◆ **Task brief**
Count the lines below that contain the word "JSON" and give only that number.

◆ **Excerpt from a dataset**
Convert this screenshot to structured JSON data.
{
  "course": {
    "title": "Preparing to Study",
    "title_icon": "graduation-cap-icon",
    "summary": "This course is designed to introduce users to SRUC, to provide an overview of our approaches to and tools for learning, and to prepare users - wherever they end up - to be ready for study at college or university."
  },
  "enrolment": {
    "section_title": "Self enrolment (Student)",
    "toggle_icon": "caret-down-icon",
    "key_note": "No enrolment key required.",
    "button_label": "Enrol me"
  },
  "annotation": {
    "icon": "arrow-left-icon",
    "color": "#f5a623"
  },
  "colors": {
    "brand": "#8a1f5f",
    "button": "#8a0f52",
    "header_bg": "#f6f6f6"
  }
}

...

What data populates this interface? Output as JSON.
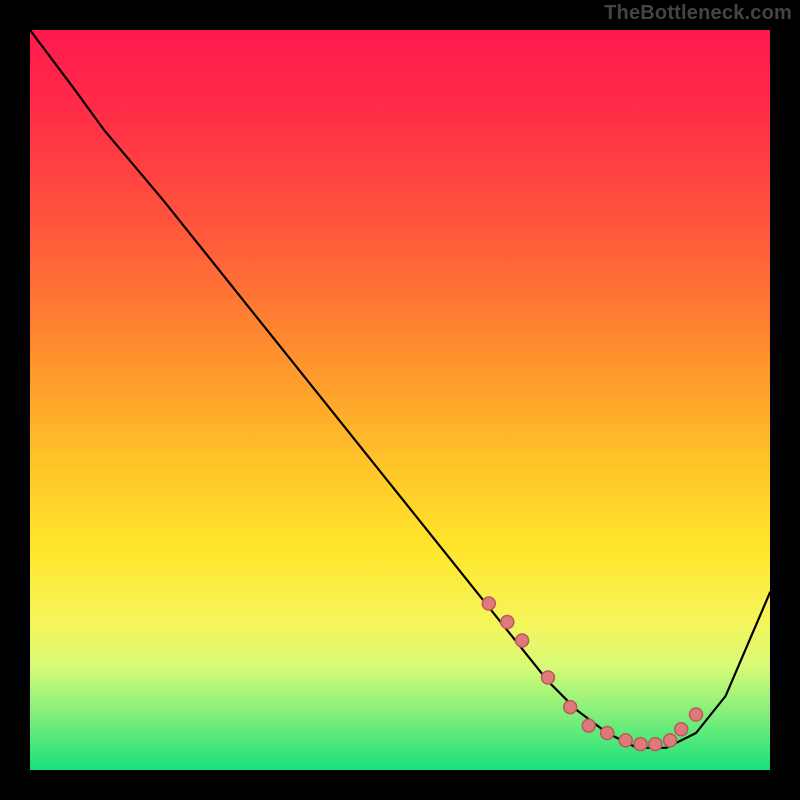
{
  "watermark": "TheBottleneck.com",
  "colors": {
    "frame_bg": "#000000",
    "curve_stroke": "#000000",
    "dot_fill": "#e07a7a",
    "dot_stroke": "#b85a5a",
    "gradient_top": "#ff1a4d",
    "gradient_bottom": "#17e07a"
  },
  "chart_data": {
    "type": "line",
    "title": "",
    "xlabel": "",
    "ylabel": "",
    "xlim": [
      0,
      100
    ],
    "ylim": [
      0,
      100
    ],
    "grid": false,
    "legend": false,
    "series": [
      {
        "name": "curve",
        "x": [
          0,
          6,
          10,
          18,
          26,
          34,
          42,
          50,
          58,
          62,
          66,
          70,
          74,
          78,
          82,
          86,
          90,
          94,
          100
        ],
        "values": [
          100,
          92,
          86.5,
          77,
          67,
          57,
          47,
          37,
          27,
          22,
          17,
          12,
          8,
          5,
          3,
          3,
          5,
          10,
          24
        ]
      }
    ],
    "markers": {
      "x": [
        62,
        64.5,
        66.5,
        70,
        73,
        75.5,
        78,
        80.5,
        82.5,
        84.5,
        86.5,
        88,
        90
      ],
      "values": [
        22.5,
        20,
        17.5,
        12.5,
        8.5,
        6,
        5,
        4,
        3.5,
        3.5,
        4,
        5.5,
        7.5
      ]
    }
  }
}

◆ **Written solution**
2